▶ **JOB**
Would it be possible to write out each entry below exactly, without the pictures?

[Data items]
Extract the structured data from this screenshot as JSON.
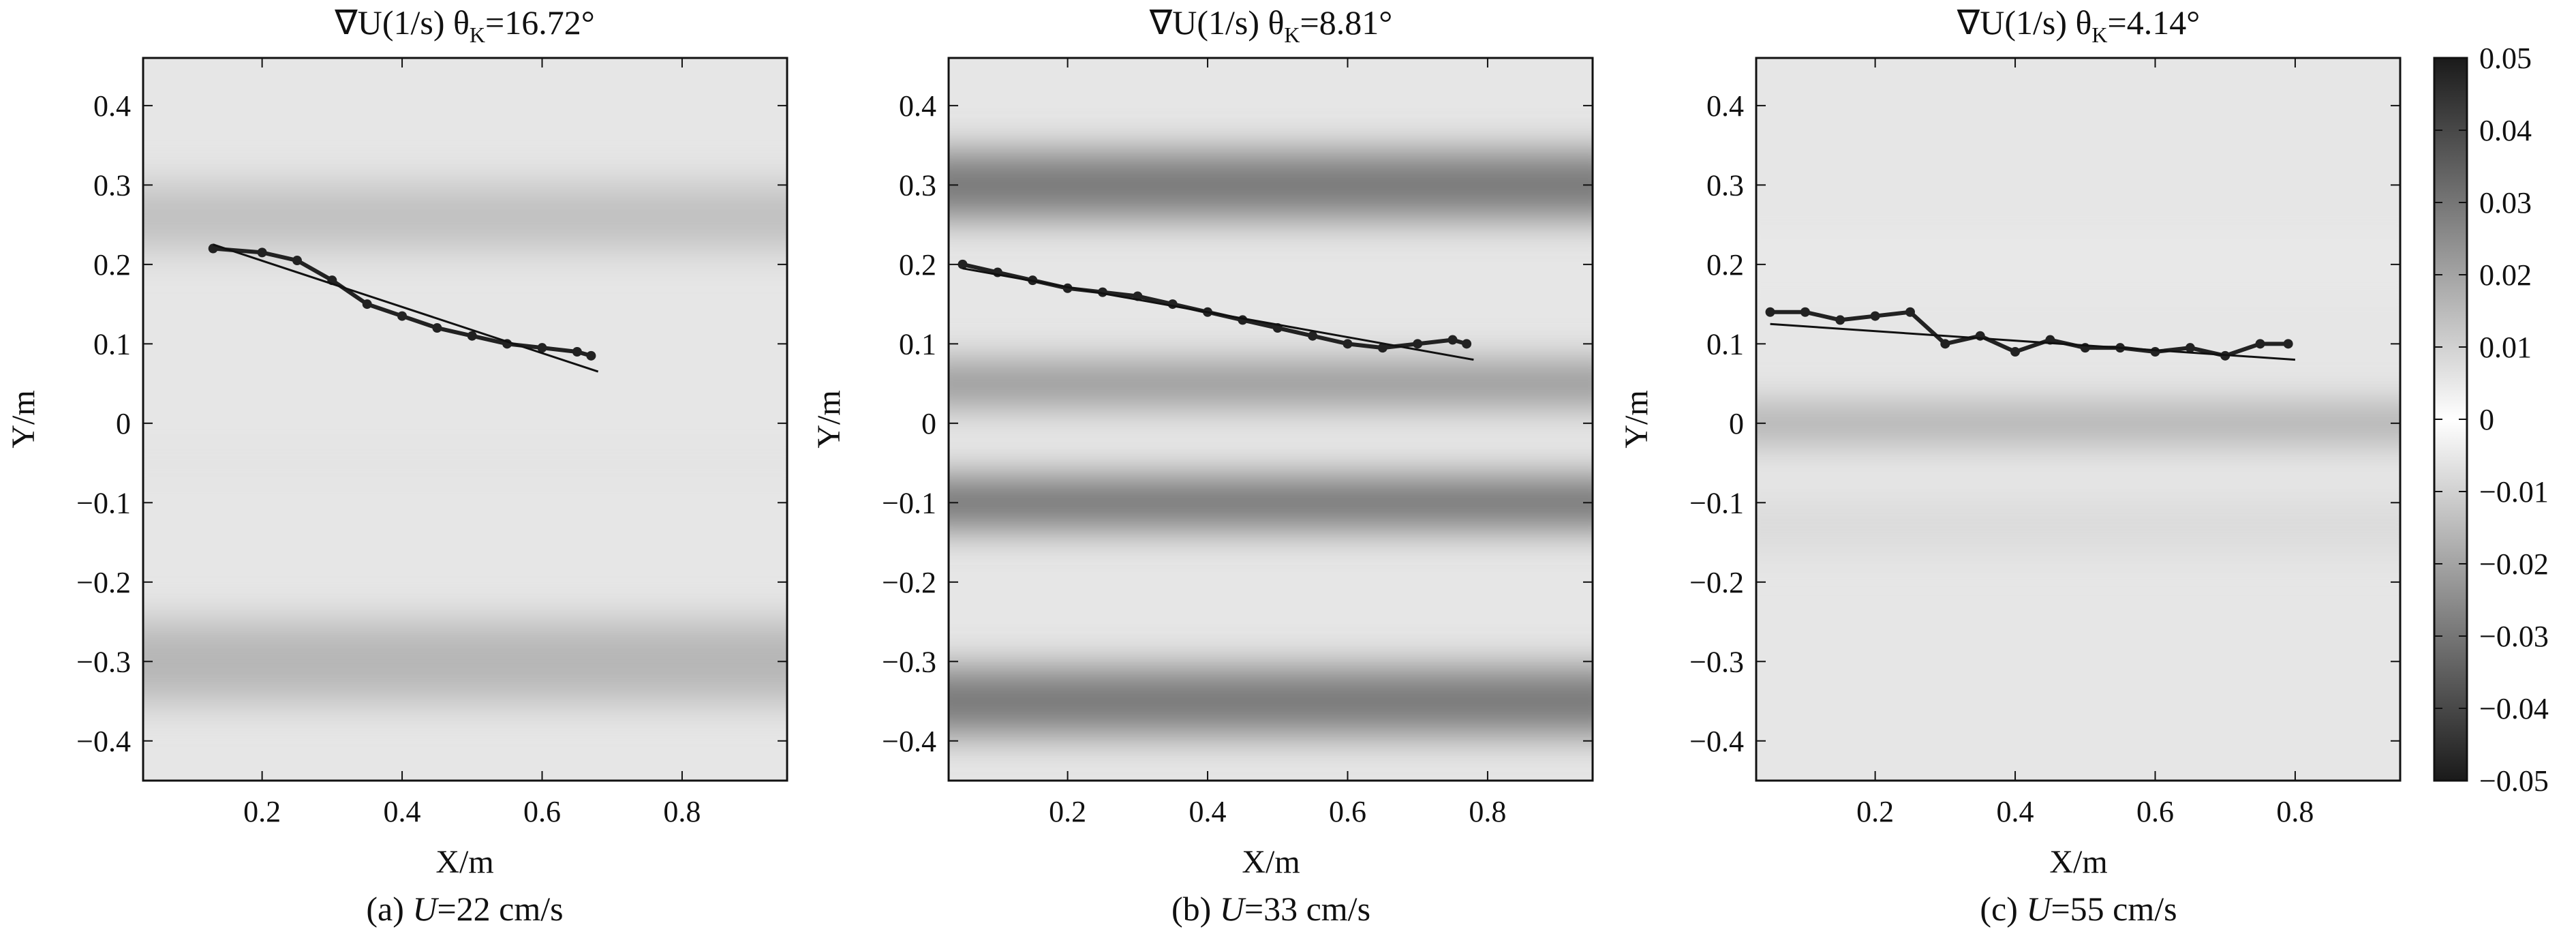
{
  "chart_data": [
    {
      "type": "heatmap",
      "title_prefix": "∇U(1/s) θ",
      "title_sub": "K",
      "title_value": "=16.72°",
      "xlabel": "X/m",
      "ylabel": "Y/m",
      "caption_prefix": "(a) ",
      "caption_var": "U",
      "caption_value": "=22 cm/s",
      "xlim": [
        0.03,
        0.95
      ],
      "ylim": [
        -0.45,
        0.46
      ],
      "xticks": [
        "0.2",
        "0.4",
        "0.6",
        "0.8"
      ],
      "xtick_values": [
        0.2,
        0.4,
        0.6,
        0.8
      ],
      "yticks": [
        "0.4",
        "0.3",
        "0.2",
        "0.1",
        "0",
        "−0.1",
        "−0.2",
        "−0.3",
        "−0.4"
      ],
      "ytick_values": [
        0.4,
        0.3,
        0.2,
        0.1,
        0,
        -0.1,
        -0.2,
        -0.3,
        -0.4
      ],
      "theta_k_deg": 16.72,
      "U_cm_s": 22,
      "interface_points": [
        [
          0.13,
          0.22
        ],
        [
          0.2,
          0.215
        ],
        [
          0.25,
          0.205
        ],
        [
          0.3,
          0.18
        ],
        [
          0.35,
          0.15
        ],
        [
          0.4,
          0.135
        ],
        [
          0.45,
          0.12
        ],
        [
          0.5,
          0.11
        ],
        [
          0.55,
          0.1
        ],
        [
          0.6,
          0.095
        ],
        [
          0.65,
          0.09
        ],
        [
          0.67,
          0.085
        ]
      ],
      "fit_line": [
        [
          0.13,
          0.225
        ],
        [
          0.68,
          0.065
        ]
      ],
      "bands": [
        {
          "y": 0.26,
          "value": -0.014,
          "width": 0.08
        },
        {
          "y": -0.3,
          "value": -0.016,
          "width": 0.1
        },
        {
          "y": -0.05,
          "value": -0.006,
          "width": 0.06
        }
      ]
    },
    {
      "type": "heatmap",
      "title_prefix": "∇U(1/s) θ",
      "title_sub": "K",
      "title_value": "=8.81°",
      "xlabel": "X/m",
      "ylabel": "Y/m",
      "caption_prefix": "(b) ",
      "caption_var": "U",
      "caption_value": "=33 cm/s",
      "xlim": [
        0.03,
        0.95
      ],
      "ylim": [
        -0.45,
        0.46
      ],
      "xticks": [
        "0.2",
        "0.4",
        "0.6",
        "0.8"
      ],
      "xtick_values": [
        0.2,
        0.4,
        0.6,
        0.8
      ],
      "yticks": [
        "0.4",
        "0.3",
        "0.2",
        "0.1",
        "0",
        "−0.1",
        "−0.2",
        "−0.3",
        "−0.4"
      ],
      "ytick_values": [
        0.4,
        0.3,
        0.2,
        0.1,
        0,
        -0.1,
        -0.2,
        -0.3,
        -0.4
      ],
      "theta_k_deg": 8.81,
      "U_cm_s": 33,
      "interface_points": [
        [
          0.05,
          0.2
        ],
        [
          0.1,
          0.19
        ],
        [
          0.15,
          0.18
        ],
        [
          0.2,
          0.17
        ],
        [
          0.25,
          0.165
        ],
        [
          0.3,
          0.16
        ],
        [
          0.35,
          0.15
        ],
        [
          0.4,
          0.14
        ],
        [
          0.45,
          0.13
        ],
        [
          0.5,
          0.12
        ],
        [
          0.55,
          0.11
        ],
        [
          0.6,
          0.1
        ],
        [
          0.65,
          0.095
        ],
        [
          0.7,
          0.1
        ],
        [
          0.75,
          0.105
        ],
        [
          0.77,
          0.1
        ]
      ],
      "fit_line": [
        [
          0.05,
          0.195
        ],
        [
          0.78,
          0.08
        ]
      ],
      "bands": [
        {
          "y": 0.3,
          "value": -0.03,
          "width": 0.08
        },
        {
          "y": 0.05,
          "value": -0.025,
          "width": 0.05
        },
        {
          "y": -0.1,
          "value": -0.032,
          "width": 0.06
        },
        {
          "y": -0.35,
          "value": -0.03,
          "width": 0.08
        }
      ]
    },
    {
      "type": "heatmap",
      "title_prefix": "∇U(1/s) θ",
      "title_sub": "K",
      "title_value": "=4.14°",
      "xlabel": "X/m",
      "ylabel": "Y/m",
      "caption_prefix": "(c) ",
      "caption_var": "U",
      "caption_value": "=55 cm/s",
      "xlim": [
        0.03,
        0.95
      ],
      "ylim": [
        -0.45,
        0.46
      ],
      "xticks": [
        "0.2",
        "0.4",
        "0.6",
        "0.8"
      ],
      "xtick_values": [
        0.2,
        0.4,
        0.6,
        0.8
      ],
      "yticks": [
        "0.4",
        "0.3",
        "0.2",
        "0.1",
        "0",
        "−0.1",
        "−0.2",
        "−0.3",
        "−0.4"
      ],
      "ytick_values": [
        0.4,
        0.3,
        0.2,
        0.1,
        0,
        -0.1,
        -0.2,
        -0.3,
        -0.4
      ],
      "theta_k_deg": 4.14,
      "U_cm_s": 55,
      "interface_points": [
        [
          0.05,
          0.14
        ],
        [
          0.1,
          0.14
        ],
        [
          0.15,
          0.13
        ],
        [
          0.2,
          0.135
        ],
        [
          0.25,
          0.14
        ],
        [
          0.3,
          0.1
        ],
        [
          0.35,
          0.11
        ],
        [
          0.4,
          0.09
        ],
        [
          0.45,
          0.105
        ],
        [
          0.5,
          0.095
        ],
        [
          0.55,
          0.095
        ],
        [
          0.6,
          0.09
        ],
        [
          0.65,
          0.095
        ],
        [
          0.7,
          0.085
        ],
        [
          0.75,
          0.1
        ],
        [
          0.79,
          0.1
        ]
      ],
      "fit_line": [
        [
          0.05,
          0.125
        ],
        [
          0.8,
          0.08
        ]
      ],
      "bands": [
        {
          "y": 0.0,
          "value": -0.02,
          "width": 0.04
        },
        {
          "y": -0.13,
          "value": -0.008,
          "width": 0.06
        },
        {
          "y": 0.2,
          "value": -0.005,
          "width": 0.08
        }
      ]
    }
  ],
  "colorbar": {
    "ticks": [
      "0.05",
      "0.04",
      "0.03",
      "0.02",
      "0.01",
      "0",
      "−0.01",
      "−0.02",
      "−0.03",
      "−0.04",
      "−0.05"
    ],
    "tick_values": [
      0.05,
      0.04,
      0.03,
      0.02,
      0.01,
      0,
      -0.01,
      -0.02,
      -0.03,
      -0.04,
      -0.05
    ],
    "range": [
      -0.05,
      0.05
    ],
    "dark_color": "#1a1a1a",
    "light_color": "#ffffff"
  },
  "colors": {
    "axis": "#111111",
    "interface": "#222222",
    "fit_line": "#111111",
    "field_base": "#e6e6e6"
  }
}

▶ **SOLUTION TO THIS TASK**
Extract the structured data from this screenshot as JSON.
{
  "chart_data": [
    {
      "type": "heatmap",
      "title_prefix": "∇U(1/s) θ",
      "title_sub": "K",
      "title_value": "=16.72°",
      "xlabel": "X/m",
      "ylabel": "Y/m",
      "caption_prefix": "(a) ",
      "caption_var": "U",
      "caption_value": "=22 cm/s",
      "xlim": [
        0.03,
        0.95
      ],
      "ylim": [
        -0.45,
        0.46
      ],
      "xticks": [
        "0.2",
        "0.4",
        "0.6",
        "0.8"
      ],
      "xtick_values": [
        0.2,
        0.4,
        0.6,
        0.8
      ],
      "yticks": [
        "0.4",
        "0.3",
        "0.2",
        "0.1",
        "0",
        "−0.1",
        "−0.2",
        "−0.3",
        "−0.4"
      ],
      "ytick_values": [
        0.4,
        0.3,
        0.2,
        0.1,
        0,
        -0.1,
        -0.2,
        -0.3,
        -0.4
      ],
      "theta_k_deg": 16.72,
      "U_cm_s": 22,
      "interface_points": [
        [
          0.13,
          0.22
        ],
        [
          0.2,
          0.215
        ],
        [
          0.25,
          0.205
        ],
        [
          0.3,
          0.18
        ],
        [
          0.35,
          0.15
        ],
        [
          0.4,
          0.135
        ],
        [
          0.45,
          0.12
        ],
        [
          0.5,
          0.11
        ],
        [
          0.55,
          0.1
        ],
        [
          0.6,
          0.095
        ],
        [
          0.65,
          0.09
        ],
        [
          0.67,
          0.085
        ]
      ],
      "fit_line": [
        [
          0.13,
          0.225
        ],
        [
          0.68,
          0.065
        ]
      ],
      "bands": [
        {
          "y": 0.26,
          "value": -0.014,
          "width": 0.08
        },
        {
          "y": -0.3,
          "value": -0.016,
          "width": 0.1
        },
        {
          "y": -0.05,
          "value": -0.006,
          "width": 0.06
        }
      ]
    },
    {
      "type": "heatmap",
      "title_prefix": "∇U(1/s) θ",
      "title_sub": "K",
      "title_value": "=8.81°",
      "xlabel": "X/m",
      "ylabel": "Y/m",
      "caption_prefix": "(b) ",
      "caption_var": "U",
      "caption_value": "=33 cm/s",
      "xlim": [
        0.03,
        0.95
      ],
      "ylim": [
        -0.45,
        0.46
      ],
      "xticks": [
        "0.2",
        "0.4",
        "0.6",
        "0.8"
      ],
      "xtick_values": [
        0.2,
        0.4,
        0.6,
        0.8
      ],
      "yticks": [
        "0.4",
        "0.3",
        "0.2",
        "0.1",
        "0",
        "−0.1",
        "−0.2",
        "−0.3",
        "−0.4"
      ],
      "ytick_values": [
        0.4,
        0.3,
        0.2,
        0.1,
        0,
        -0.1,
        -0.2,
        -0.3,
        -0.4
      ],
      "theta_k_deg": 8.81,
      "U_cm_s": 33,
      "interface_points": [
        [
          0.05,
          0.2
        ],
        [
          0.1,
          0.19
        ],
        [
          0.15,
          0.18
        ],
        [
          0.2,
          0.17
        ],
        [
          0.25,
          0.165
        ],
        [
          0.3,
          0.16
        ],
        [
          0.35,
          0.15
        ],
        [
          0.4,
          0.14
        ],
        [
          0.45,
          0.13
        ],
        [
          0.5,
          0.12
        ],
        [
          0.55,
          0.11
        ],
        [
          0.6,
          0.1
        ],
        [
          0.65,
          0.095
        ],
        [
          0.7,
          0.1
        ],
        [
          0.75,
          0.105
        ],
        [
          0.77,
          0.1
        ]
      ],
      "fit_line": [
        [
          0.05,
          0.195
        ],
        [
          0.78,
          0.08
        ]
      ],
      "bands": [
        {
          "y": 0.3,
          "value": -0.03,
          "width": 0.08
        },
        {
          "y": 0.05,
          "value": -0.025,
          "width": 0.05
        },
        {
          "y": -0.1,
          "value": -0.032,
          "width": 0.06
        },
        {
          "y": -0.35,
          "value": -0.03,
          "width": 0.08
        }
      ]
    },
    {
      "type": "heatmap",
      "title_prefix": "∇U(1/s) θ",
      "title_sub": "K",
      "title_value": "=4.14°",
      "xlabel": "X/m",
      "ylabel": "Y/m",
      "caption_prefix": "(c) ",
      "caption_var": "U",
      "caption_value": "=55 cm/s",
      "xlim": [
        0.03,
        0.95
      ],
      "ylim": [
        -0.45,
        0.46
      ],
      "xticks": [
        "0.2",
        "0.4",
        "0.6",
        "0.8"
      ],
      "xtick_values": [
        0.2,
        0.4,
        0.6,
        0.8
      ],
      "yticks": [
        "0.4",
        "0.3",
        "0.2",
        "0.1",
        "0",
        "−0.1",
        "−0.2",
        "−0.3",
        "−0.4"
      ],
      "ytick_values": [
        0.4,
        0.3,
        0.2,
        0.1,
        0,
        -0.1,
        -0.2,
        -0.3,
        -0.4
      ],
      "theta_k_deg": 4.14,
      "U_cm_s": 55,
      "interface_points": [
        [
          0.05,
          0.14
        ],
        [
          0.1,
          0.14
        ],
        [
          0.15,
          0.13
        ],
        [
          0.2,
          0.135
        ],
        [
          0.25,
          0.14
        ],
        [
          0.3,
          0.1
        ],
        [
          0.35,
          0.11
        ],
        [
          0.4,
          0.09
        ],
        [
          0.45,
          0.105
        ],
        [
          0.5,
          0.095
        ],
        [
          0.55,
          0.095
        ],
        [
          0.6,
          0.09
        ],
        [
          0.65,
          0.095
        ],
        [
          0.7,
          0.085
        ],
        [
          0.75,
          0.1
        ],
        [
          0.79,
          0.1
        ]
      ],
      "fit_line": [
        [
          0.05,
          0.125
        ],
        [
          0.8,
          0.08
        ]
      ],
      "bands": [
        {
          "y": 0.0,
          "value": -0.02,
          "width": 0.04
        },
        {
          "y": -0.13,
          "value": -0.008,
          "width": 0.06
        },
        {
          "y": 0.2,
          "value": -0.005,
          "width": 0.08
        }
      ]
    }
  ],
  "colorbar": {
    "ticks": [
      "0.05",
      "0.04",
      "0.03",
      "0.02",
      "0.01",
      "0",
      "−0.01",
      "−0.02",
      "−0.03",
      "−0.04",
      "−0.05"
    ],
    "tick_values": [
      0.05,
      0.04,
      0.03,
      0.02,
      0.01,
      0,
      -0.01,
      -0.02,
      -0.03,
      -0.04,
      -0.05
    ],
    "range": [
      -0.05,
      0.05
    ],
    "dark_color": "#1a1a1a",
    "light_color": "#ffffff"
  },
  "colors": {
    "axis": "#111111",
    "interface": "#222222",
    "fit_line": "#111111",
    "field_base": "#e6e6e6"
  }
}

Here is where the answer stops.